• **What is expected**: Return only the number of lines in the entries below that hold the word "binsize".

• **The input**:
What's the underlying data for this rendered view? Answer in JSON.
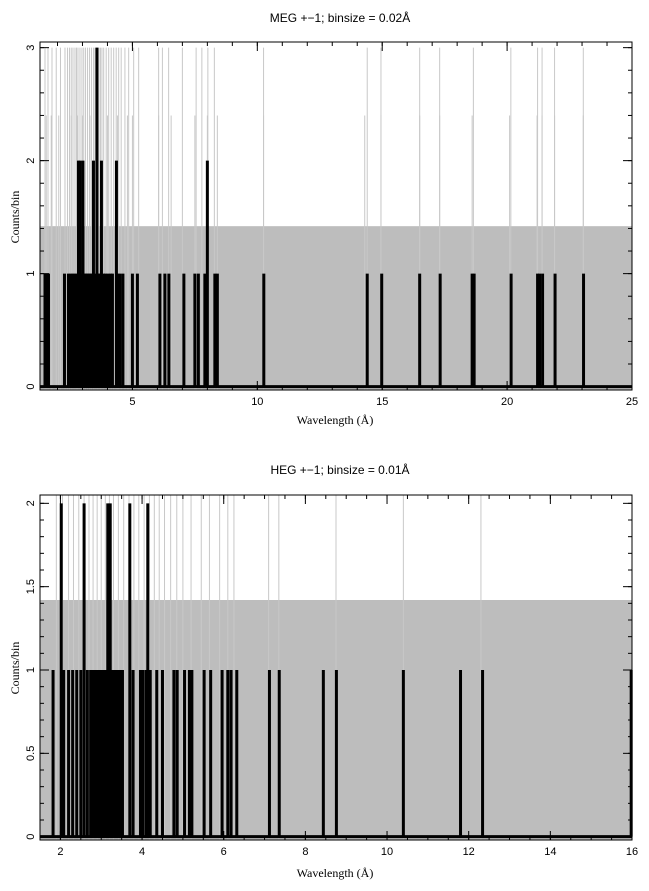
{
  "chart_data": [
    {
      "type": "bar",
      "title": "MEG +−1; binsize = 0.02Å",
      "xlabel": "Wavelength (Å)",
      "ylabel": "Counts/bin",
      "xlim": [
        1.3,
        25
      ],
      "ylim": [
        -0.03,
        3.05
      ],
      "xticks": [
        5,
        10,
        15,
        20,
        25
      ],
      "xtick_labels": [
        "5",
        "10",
        "15",
        "20",
        "25"
      ],
      "yticks": [
        0,
        1,
        2,
        3
      ],
      "ytick_labels": [
        "0",
        "1",
        "2",
        "3"
      ],
      "x_minor_step": 1,
      "y_minor_step": 0.2,
      "background_level": 1.42,
      "band_color": "#bdbdbd",
      "line_color": "#000000",
      "faint_line_color": "#c8c8c8",
      "faint_line_top": 3.0,
      "faint_lines": [
        1.5,
        1.62,
        1.78,
        1.95,
        2.12,
        2.3,
        2.4,
        2.48,
        2.55,
        2.62,
        2.7,
        2.76,
        2.82,
        2.9,
        2.98,
        3.05,
        3.12,
        3.2,
        3.28,
        3.36,
        3.44,
        3.5,
        3.58,
        3.66,
        3.72,
        3.78,
        3.85,
        3.95,
        4.05,
        4.15,
        4.25,
        4.35,
        4.45,
        4.55,
        4.7,
        4.85,
        5.05,
        5.25,
        6.05,
        6.2,
        6.45,
        7.0,
        7.55,
        7.78,
        8.02,
        8.28,
        10.25,
        14.4,
        14.95,
        16.5,
        17.3,
        18.65,
        20.15,
        21.22,
        21.4,
        21.9,
        23.05
      ],
      "grey_line_top": 2.4,
      "grey_lines": [
        1.55,
        1.75,
        2.05,
        2.3,
        2.55,
        2.8,
        3.0,
        3.3,
        3.6,
        4.0,
        4.4,
        4.8,
        5.0,
        6.05,
        6.55,
        7.5,
        8.0,
        8.4,
        10.25,
        14.3,
        14.95,
        16.5,
        17.3,
        18.6,
        20.1,
        21.2,
        21.4,
        21.9,
        23.05
      ],
      "series": [
        {
          "counts": [
            {
              "x": 1.5,
              "y": 1
            },
            {
              "x": 1.56,
              "y": 1
            },
            {
              "x": 1.64,
              "y": 1
            },
            {
              "x": 2.28,
              "y": 1
            },
            {
              "x": 2.44,
              "y": 1
            },
            {
              "x": 2.54,
              "y": 1
            },
            {
              "x": 2.62,
              "y": 1
            },
            {
              "x": 2.7,
              "y": 1
            },
            {
              "x": 2.78,
              "y": 1
            },
            {
              "x": 2.84,
              "y": 2
            },
            {
              "x": 2.9,
              "y": 2
            },
            {
              "x": 2.96,
              "y": 1
            },
            {
              "x": 3.02,
              "y": 2
            },
            {
              "x": 3.08,
              "y": 1
            },
            {
              "x": 3.14,
              "y": 1
            },
            {
              "x": 3.2,
              "y": 1
            },
            {
              "x": 3.26,
              "y": 1
            },
            {
              "x": 3.32,
              "y": 1
            },
            {
              "x": 3.38,
              "y": 1
            },
            {
              "x": 3.44,
              "y": 2
            },
            {
              "x": 3.5,
              "y": 1
            },
            {
              "x": 3.58,
              "y": 3
            },
            {
              "x": 3.64,
              "y": 1
            },
            {
              "x": 3.7,
              "y": 1
            },
            {
              "x": 3.76,
              "y": 2
            },
            {
              "x": 3.84,
              "y": 1
            },
            {
              "x": 3.92,
              "y": 1
            },
            {
              "x": 4.02,
              "y": 1
            },
            {
              "x": 4.12,
              "y": 1
            },
            {
              "x": 4.2,
              "y": 1
            },
            {
              "x": 4.36,
              "y": 2
            },
            {
              "x": 4.42,
              "y": 1
            },
            {
              "x": 4.5,
              "y": 1
            },
            {
              "x": 4.62,
              "y": 1
            },
            {
              "x": 5.0,
              "y": 1
            },
            {
              "x": 5.2,
              "y": 1
            },
            {
              "x": 6.1,
              "y": 1
            },
            {
              "x": 6.3,
              "y": 1
            },
            {
              "x": 6.46,
              "y": 1
            },
            {
              "x": 7.06,
              "y": 1
            },
            {
              "x": 7.5,
              "y": 1
            },
            {
              "x": 7.64,
              "y": 1
            },
            {
              "x": 7.9,
              "y": 1
            },
            {
              "x": 8.0,
              "y": 2
            },
            {
              "x": 8.3,
              "y": 1
            },
            {
              "x": 8.4,
              "y": 1
            },
            {
              "x": 10.26,
              "y": 1
            },
            {
              "x": 14.4,
              "y": 1
            },
            {
              "x": 14.98,
              "y": 1
            },
            {
              "x": 16.5,
              "y": 1
            },
            {
              "x": 17.32,
              "y": 1
            },
            {
              "x": 18.6,
              "y": 1
            },
            {
              "x": 18.68,
              "y": 1
            },
            {
              "x": 20.16,
              "y": 1
            },
            {
              "x": 21.22,
              "y": 1
            },
            {
              "x": 21.3,
              "y": 1
            },
            {
              "x": 21.42,
              "y": 1
            },
            {
              "x": 21.92,
              "y": 1
            },
            {
              "x": 23.06,
              "y": 1
            }
          ]
        }
      ]
    },
    {
      "type": "bar",
      "title": "HEG +−1; binsize = 0.01Å",
      "xlabel": "Wavelength (Å)",
      "ylabel": "Counts/bin",
      "xlim": [
        1.5,
        16
      ],
      "ylim": [
        -0.02,
        2.05
      ],
      "xticks": [
        2,
        4,
        6,
        8,
        10,
        12,
        14,
        16
      ],
      "xtick_labels": [
        "2",
        "4",
        "6",
        "8",
        "10",
        "12",
        "14",
        "16"
      ],
      "yticks": [
        0,
        0.5,
        1,
        1.5,
        2
      ],
      "ytick_labels": [
        "0",
        "0.5",
        "1",
        "1.5",
        "2"
      ],
      "x_minor_step": 0.5,
      "y_minor_step": 0.1,
      "background_level": 1.42,
      "band_color": "#bdbdbd",
      "line_color": "#000000",
      "faint_line_color": "#c8c8c8",
      "faint_line_top": 2.05,
      "faint_lines": [
        1.9,
        2.05,
        2.2,
        2.32,
        2.45,
        2.58,
        2.7,
        2.8,
        2.9,
        3.0,
        3.1,
        3.2,
        3.3,
        3.42,
        3.55,
        3.68,
        3.8,
        3.92,
        4.05,
        4.18,
        4.3,
        4.42,
        4.55,
        4.7,
        4.85,
        5.0,
        5.2,
        5.45,
        5.65,
        5.9,
        6.1,
        6.25,
        7.1,
        7.35,
        8.75,
        10.4,
        12.3
      ],
      "series": [
        {
          "counts": [
            {
              "x": 1.82,
              "y": 1
            },
            {
              "x": 2.02,
              "y": 2
            },
            {
              "x": 2.08,
              "y": 1
            },
            {
              "x": 2.2,
              "y": 1
            },
            {
              "x": 2.3,
              "y": 1
            },
            {
              "x": 2.4,
              "y": 1
            },
            {
              "x": 2.5,
              "y": 1
            },
            {
              "x": 2.58,
              "y": 2
            },
            {
              "x": 2.66,
              "y": 1
            },
            {
              "x": 2.74,
              "y": 1
            },
            {
              "x": 2.8,
              "y": 1
            },
            {
              "x": 2.86,
              "y": 1
            },
            {
              "x": 2.92,
              "y": 1
            },
            {
              "x": 2.98,
              "y": 1
            },
            {
              "x": 3.04,
              "y": 1
            },
            {
              "x": 3.1,
              "y": 1
            },
            {
              "x": 3.16,
              "y": 2
            },
            {
              "x": 3.22,
              "y": 2
            },
            {
              "x": 3.28,
              "y": 1
            },
            {
              "x": 3.34,
              "y": 1
            },
            {
              "x": 3.4,
              "y": 1
            },
            {
              "x": 3.46,
              "y": 1
            },
            {
              "x": 3.52,
              "y": 1
            },
            {
              "x": 3.7,
              "y": 2
            },
            {
              "x": 3.78,
              "y": 1
            },
            {
              "x": 3.96,
              "y": 1
            },
            {
              "x": 4.02,
              "y": 1
            },
            {
              "x": 4.1,
              "y": 1
            },
            {
              "x": 4.14,
              "y": 2
            },
            {
              "x": 4.2,
              "y": 1
            },
            {
              "x": 4.36,
              "y": 1
            },
            {
              "x": 4.5,
              "y": 1
            },
            {
              "x": 4.78,
              "y": 1
            },
            {
              "x": 4.86,
              "y": 1
            },
            {
              "x": 5.04,
              "y": 1
            },
            {
              "x": 5.16,
              "y": 1
            },
            {
              "x": 5.22,
              "y": 1
            },
            {
              "x": 5.52,
              "y": 1
            },
            {
              "x": 5.68,
              "y": 1
            },
            {
              "x": 5.96,
              "y": 1
            },
            {
              "x": 6.1,
              "y": 1
            },
            {
              "x": 6.18,
              "y": 1
            },
            {
              "x": 6.32,
              "y": 1
            },
            {
              "x": 7.12,
              "y": 1
            },
            {
              "x": 7.36,
              "y": 1
            },
            {
              "x": 8.44,
              "y": 1
            },
            {
              "x": 8.76,
              "y": 1
            },
            {
              "x": 10.4,
              "y": 1
            },
            {
              "x": 11.8,
              "y": 1
            },
            {
              "x": 12.34,
              "y": 1
            },
            {
              "x": 15.98,
              "y": 1
            }
          ]
        }
      ]
    }
  ]
}
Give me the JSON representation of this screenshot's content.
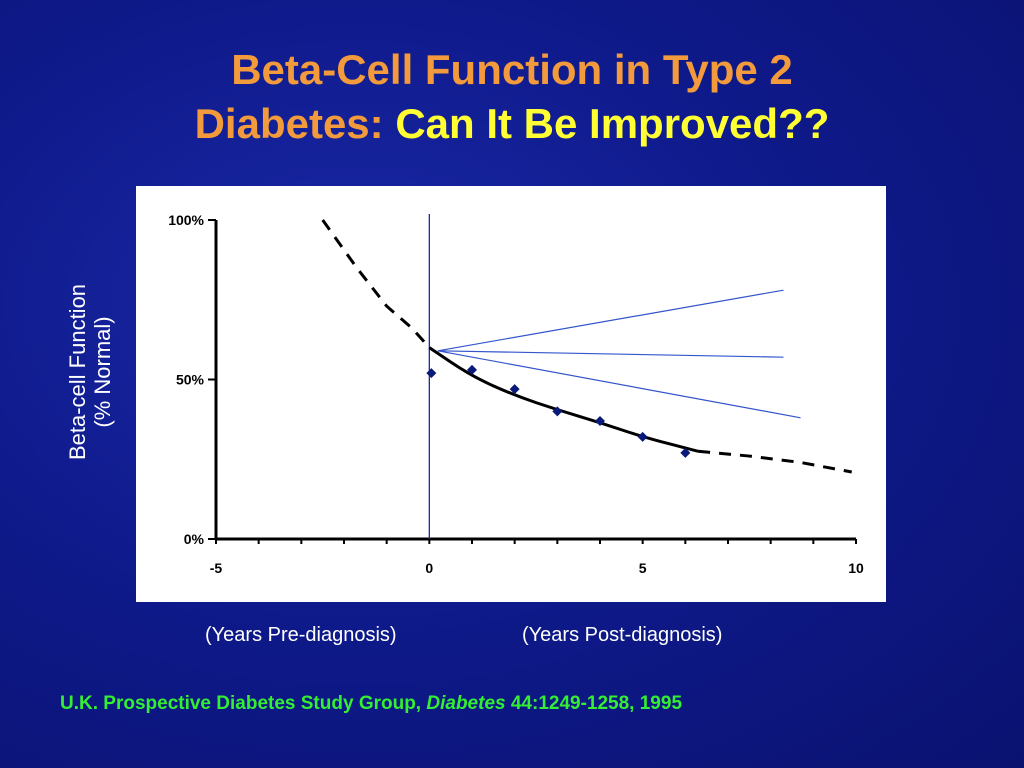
{
  "slide": {
    "title_line1": "Beta-Cell Function in Type 2",
    "title_line2_a": "Diabetes: ",
    "title_line2_b": "Can It Be Improved??",
    "ylabel_line1": "Beta-cell Function",
    "ylabel_line2": "(% Normal)",
    "xcaption_pre": "(Years Pre-diagnosis)",
    "xcaption_post": "(Years Post-diagnosis)",
    "citation_a": "U.K. Prospective Diabetes Study Group, ",
    "citation_journal": "Diabetes",
    "citation_b": " 44:1249-1258, 1995",
    "colors": {
      "title_orange": "#f29a3c",
      "title_yellow": "#ffff33",
      "citation_green": "#33ee33",
      "background": "#0f1a8c",
      "marker": "#0a1a7a",
      "projection_line": "#3355cc"
    }
  },
  "chart_data": {
    "type": "scatter",
    "xlim": [
      -5,
      10
    ],
    "ylim": [
      0,
      100
    ],
    "x_ticks": [
      "-5",
      "0",
      "5",
      "10"
    ],
    "y_ticks": [
      "0%",
      "50%",
      "100%"
    ],
    "grid": false,
    "observed_points": {
      "x": [
        0,
        1,
        2,
        3,
        4,
        5,
        6
      ],
      "y": [
        52,
        53,
        47,
        40,
        37,
        32,
        27
      ]
    },
    "fitted_curve_solid": {
      "x": [
        0,
        1,
        2,
        3,
        4,
        5,
        6.3
      ],
      "y": [
        60,
        51,
        45,
        40.5,
        36.5,
        32,
        27.5
      ]
    },
    "extrapolation_dashed_pre": {
      "x": [
        -2.5,
        -1.7,
        -1,
        -0.4,
        0
      ],
      "y": [
        100,
        85,
        73,
        66,
        60
      ]
    },
    "extrapolation_dashed_post": {
      "x": [
        6.3,
        7.5,
        8.7,
        9.9
      ],
      "y": [
        27.5,
        26,
        24,
        21
      ]
    },
    "reference_vline_x": 0,
    "projection_lines": [
      {
        "x": [
          0.2,
          8.3
        ],
        "y": [
          59,
          78
        ]
      },
      {
        "x": [
          0.2,
          8.3
        ],
        "y": [
          59,
          57
        ]
      },
      {
        "x": [
          0.2,
          8.7
        ],
        "y": [
          59,
          38
        ]
      }
    ]
  }
}
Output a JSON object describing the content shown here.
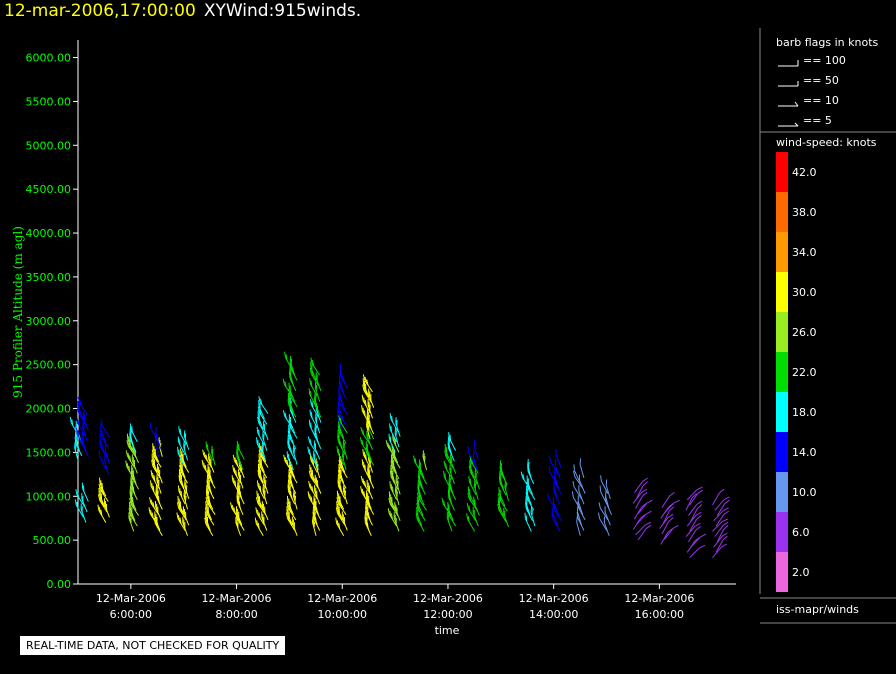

• **Exercise result**: 2